STATED EXERCISE – Identify each line holding the string "JSON" and copy it.

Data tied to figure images
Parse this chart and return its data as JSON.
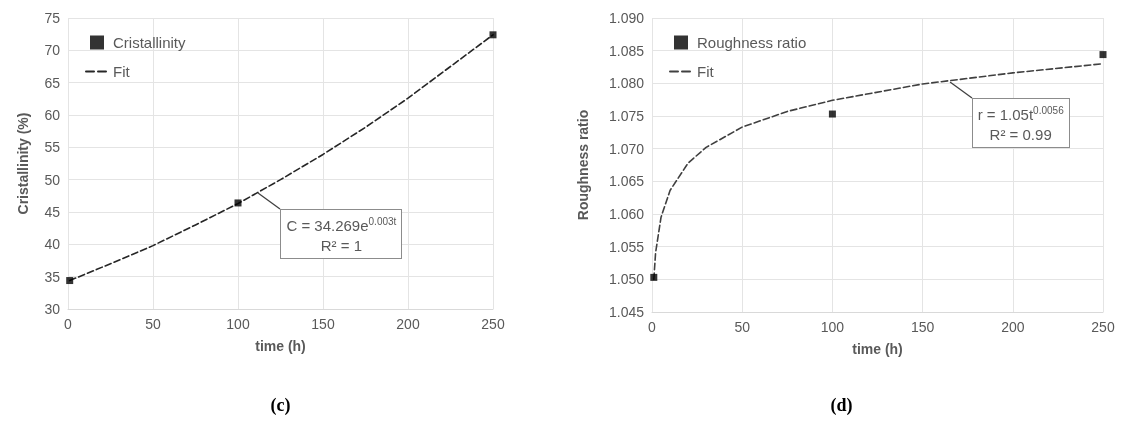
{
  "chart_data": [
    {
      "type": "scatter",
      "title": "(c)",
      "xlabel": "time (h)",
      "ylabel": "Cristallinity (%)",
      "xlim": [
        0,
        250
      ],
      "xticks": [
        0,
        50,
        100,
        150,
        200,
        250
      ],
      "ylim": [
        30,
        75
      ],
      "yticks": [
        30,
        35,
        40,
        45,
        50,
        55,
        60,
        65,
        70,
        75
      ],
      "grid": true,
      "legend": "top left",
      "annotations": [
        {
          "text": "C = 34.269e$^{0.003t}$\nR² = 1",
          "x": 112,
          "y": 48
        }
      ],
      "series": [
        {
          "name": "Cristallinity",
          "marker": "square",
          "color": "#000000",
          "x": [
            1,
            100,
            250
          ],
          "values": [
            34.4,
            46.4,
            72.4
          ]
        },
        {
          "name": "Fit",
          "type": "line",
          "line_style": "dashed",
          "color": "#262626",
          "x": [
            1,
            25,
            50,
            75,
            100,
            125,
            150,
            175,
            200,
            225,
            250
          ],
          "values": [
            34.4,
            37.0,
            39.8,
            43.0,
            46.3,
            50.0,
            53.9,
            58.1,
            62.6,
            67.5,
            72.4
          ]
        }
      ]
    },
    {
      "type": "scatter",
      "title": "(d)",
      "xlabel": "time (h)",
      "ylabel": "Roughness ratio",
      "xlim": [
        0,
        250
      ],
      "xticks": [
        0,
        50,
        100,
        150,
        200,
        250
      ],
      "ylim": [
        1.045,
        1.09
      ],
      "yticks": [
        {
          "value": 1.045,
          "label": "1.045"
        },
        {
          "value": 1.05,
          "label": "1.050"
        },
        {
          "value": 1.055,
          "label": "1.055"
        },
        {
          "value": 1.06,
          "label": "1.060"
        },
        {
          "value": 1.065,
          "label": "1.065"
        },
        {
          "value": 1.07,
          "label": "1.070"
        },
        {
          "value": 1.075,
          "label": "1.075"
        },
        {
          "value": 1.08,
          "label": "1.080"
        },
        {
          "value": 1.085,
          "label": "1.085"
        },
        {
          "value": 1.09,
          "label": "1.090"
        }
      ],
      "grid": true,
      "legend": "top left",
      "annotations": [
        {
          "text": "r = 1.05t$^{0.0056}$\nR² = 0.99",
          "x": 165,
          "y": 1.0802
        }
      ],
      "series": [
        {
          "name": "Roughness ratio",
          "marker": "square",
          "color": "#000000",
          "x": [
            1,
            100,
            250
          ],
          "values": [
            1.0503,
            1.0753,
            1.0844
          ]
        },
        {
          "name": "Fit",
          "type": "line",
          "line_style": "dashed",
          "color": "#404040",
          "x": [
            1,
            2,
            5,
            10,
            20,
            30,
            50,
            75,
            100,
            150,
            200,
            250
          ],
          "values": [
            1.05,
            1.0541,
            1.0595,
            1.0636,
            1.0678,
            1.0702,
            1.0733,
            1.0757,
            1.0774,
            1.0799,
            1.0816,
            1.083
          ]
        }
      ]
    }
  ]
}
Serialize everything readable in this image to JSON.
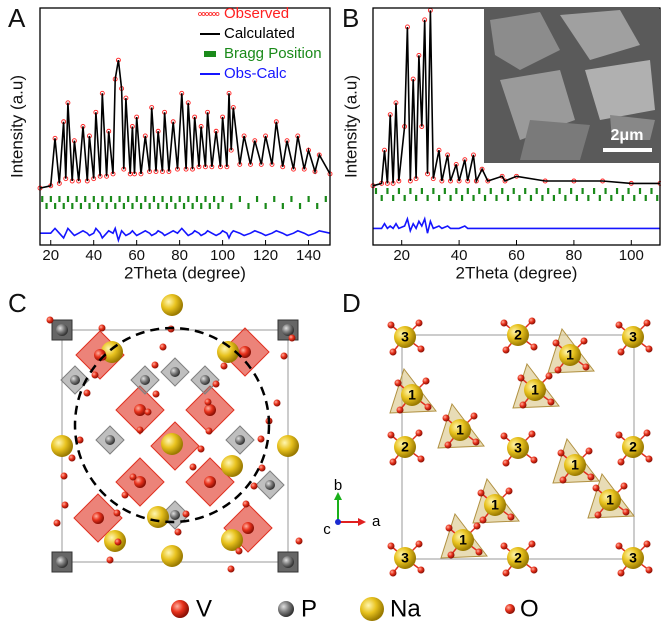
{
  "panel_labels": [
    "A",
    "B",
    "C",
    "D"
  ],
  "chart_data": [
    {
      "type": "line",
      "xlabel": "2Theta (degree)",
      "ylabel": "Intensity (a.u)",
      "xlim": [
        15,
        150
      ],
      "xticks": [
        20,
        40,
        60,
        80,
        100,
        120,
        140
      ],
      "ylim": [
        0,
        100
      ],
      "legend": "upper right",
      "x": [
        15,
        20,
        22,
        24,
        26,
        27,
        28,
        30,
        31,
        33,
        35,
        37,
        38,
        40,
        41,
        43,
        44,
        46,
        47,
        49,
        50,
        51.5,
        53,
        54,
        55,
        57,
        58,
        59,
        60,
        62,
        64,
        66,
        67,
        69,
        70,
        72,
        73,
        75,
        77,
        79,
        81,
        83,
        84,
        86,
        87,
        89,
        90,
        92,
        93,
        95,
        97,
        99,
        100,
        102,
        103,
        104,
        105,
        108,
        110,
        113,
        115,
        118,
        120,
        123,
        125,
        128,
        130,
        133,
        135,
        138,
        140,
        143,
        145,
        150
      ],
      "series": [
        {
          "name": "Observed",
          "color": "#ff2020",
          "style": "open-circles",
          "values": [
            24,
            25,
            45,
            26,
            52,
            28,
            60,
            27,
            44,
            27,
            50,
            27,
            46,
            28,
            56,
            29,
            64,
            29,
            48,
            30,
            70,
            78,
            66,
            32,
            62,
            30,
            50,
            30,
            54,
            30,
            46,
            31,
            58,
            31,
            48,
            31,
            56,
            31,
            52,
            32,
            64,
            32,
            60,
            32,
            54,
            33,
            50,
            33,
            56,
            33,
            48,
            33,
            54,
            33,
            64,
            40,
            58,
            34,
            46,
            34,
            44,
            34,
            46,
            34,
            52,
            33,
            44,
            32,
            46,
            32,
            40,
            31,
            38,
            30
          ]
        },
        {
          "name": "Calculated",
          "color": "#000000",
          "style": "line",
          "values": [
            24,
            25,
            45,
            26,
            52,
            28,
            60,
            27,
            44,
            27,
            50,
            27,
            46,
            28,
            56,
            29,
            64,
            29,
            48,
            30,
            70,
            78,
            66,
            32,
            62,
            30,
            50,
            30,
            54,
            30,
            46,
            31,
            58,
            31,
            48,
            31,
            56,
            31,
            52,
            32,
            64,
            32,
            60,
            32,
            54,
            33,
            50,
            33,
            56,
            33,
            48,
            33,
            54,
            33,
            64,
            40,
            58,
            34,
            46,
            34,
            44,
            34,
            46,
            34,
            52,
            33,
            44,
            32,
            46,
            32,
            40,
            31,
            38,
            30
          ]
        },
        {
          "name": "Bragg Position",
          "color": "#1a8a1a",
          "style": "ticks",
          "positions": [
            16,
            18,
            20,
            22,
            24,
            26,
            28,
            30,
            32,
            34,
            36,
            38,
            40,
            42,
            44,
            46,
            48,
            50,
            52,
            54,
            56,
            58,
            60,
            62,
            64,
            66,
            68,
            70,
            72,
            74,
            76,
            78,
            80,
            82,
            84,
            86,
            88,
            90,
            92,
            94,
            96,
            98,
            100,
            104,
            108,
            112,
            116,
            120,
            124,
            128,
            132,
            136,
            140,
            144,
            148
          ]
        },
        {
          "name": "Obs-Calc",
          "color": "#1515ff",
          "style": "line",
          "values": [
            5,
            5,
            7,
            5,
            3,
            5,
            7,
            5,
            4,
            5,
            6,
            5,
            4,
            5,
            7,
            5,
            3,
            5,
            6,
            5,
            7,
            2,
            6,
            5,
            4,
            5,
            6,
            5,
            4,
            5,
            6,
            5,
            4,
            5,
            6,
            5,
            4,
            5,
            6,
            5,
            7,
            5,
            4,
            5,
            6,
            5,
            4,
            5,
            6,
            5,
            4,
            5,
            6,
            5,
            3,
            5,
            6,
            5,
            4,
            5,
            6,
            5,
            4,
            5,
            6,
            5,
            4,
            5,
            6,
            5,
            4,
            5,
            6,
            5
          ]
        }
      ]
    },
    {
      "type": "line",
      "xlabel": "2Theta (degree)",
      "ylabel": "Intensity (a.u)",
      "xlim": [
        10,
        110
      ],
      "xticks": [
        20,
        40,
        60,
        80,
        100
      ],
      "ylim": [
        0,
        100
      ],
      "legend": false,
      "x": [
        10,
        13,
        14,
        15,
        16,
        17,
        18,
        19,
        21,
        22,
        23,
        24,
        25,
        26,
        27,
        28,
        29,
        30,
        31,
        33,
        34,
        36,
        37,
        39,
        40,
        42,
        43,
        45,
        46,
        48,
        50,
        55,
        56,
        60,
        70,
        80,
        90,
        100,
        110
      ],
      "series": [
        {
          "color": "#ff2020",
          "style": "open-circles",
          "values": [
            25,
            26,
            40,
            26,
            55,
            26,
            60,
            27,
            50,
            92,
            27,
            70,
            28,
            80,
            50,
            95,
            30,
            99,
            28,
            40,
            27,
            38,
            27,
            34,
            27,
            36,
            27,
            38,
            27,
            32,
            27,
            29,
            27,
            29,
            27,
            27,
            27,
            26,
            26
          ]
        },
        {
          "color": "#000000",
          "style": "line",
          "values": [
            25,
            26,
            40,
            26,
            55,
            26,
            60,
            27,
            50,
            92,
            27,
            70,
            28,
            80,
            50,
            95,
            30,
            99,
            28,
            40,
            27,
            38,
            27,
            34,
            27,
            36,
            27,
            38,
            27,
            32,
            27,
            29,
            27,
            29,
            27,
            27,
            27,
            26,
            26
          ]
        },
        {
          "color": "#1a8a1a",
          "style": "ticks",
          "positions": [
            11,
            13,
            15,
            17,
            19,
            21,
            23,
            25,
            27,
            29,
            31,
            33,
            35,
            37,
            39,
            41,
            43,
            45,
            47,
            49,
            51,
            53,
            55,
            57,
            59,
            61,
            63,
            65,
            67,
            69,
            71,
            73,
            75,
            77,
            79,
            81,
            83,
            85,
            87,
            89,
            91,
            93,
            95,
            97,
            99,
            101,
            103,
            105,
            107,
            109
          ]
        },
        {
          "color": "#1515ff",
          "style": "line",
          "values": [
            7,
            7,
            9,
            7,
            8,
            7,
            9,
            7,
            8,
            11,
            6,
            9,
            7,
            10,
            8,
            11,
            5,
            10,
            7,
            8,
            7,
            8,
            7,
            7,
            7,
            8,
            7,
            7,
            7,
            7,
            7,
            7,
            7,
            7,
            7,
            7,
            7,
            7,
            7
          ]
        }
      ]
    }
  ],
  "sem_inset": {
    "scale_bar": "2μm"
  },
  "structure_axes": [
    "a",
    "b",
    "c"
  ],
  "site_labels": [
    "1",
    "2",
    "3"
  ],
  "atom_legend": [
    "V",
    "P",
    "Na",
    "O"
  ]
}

REPLY –
Parse this chart and return its data as JSON.
Serialize everything readable in this image to JSON.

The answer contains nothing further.